(What is required): Find the word "Voluntary" in the data. Return every line where it appears.

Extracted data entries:
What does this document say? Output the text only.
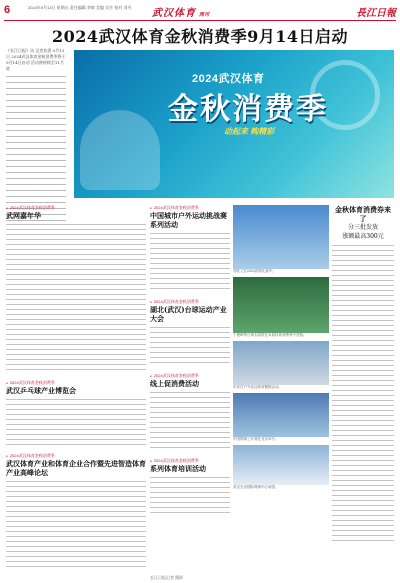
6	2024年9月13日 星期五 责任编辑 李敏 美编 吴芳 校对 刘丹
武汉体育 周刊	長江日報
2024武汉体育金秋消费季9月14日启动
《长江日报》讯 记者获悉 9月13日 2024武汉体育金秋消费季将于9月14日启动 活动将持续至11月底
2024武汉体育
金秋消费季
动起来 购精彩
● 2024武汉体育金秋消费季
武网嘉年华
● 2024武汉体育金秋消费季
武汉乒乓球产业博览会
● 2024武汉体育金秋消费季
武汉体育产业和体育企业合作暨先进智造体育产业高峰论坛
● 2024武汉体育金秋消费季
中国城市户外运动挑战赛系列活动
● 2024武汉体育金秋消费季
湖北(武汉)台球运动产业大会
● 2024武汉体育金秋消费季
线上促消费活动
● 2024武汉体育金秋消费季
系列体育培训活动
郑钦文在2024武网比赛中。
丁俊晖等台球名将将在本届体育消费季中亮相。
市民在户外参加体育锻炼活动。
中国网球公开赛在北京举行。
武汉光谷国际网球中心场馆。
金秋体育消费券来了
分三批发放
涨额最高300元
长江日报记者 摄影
--
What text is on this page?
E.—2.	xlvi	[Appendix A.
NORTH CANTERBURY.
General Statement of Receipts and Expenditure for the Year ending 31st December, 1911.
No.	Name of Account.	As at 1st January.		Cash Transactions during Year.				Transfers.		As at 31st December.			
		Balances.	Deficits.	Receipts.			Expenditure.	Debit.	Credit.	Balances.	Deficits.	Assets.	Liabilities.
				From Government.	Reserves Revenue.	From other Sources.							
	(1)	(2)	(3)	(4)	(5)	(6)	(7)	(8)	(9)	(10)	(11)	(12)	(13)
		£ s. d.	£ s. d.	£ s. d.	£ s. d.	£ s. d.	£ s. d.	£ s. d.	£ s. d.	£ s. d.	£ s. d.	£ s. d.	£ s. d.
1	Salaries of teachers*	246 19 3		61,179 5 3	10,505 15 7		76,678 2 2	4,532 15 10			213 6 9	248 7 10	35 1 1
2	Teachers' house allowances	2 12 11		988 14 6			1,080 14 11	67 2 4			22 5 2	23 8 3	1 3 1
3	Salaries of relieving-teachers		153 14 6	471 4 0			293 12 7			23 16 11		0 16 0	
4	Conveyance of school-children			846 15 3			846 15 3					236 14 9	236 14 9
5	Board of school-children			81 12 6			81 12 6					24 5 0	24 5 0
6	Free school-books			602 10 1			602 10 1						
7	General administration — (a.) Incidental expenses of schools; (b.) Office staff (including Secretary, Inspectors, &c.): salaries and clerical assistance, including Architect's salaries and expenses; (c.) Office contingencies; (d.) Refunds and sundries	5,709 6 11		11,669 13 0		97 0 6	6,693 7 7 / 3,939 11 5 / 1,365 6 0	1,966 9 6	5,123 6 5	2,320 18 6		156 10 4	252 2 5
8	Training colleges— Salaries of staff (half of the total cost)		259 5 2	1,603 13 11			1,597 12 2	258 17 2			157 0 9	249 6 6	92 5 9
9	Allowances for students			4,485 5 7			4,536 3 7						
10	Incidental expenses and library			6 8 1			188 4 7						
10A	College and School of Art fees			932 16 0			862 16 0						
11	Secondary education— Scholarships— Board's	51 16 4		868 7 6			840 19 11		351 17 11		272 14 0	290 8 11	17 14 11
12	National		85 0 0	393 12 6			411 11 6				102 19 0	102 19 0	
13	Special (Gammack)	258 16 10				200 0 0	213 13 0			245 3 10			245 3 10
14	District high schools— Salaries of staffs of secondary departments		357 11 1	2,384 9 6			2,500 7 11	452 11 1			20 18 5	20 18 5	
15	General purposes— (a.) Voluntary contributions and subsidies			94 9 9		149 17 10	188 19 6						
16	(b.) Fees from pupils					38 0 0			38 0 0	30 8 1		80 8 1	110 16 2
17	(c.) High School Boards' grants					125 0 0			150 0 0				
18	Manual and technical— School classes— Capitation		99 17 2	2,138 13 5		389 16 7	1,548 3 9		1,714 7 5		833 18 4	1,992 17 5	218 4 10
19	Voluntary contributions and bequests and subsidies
...
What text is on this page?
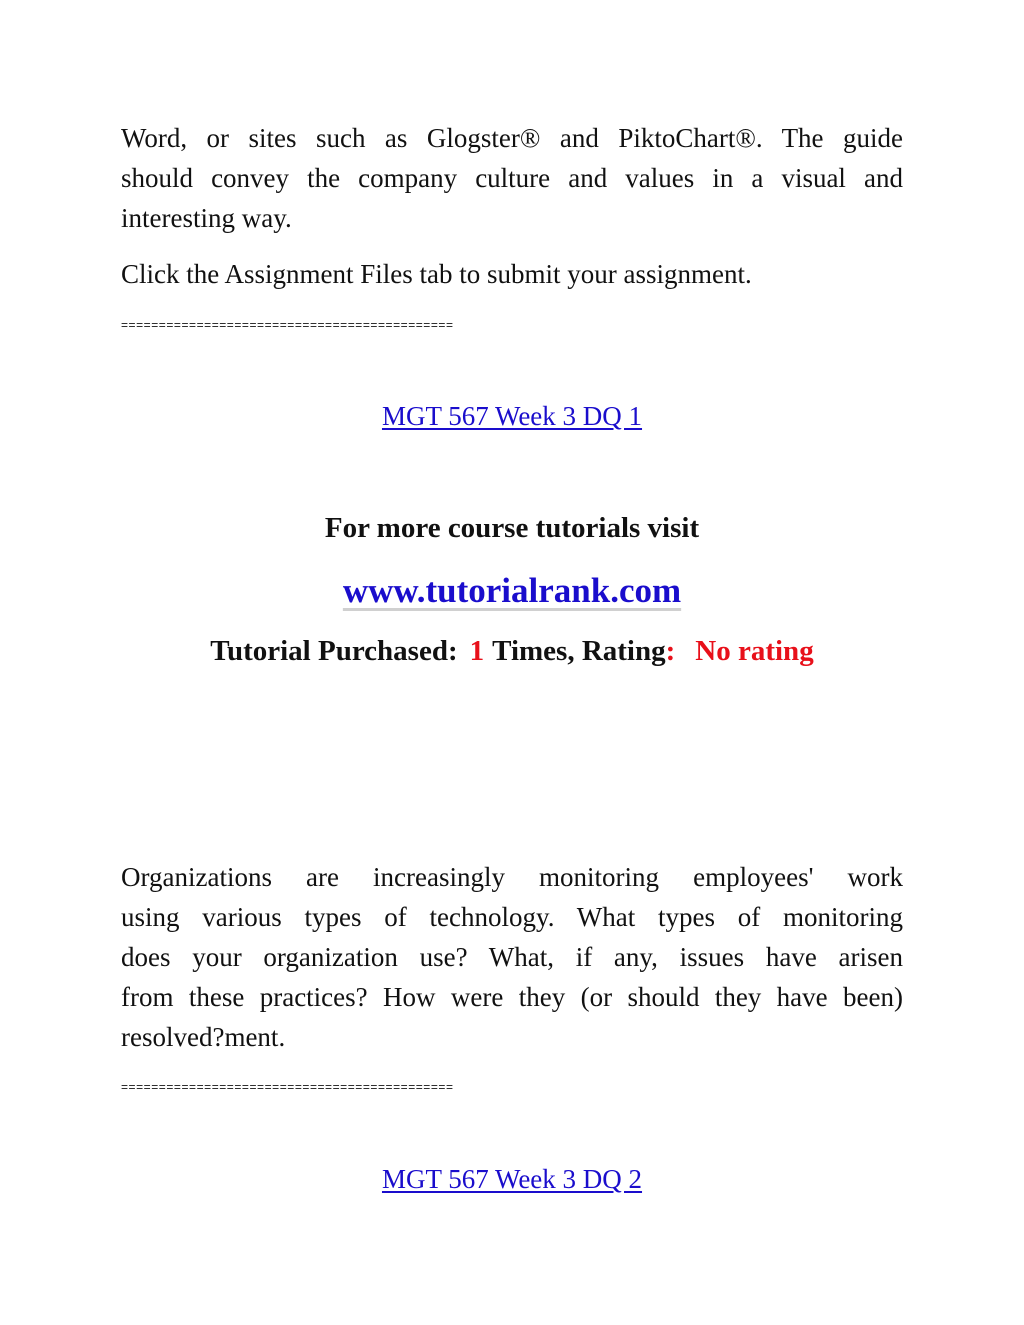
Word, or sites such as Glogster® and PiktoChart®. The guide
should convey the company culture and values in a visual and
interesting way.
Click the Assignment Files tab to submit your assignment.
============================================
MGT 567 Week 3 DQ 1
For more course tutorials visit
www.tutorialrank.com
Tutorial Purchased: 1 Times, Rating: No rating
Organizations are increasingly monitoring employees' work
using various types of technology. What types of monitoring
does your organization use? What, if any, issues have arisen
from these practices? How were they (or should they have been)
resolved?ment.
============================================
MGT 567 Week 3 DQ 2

(Output below):
15	General purposes— (a.) Voluntary contributions and subsidies			94 9 9		149 17 10	188 19 6						
19	Voluntary contributions and bequests and subsidies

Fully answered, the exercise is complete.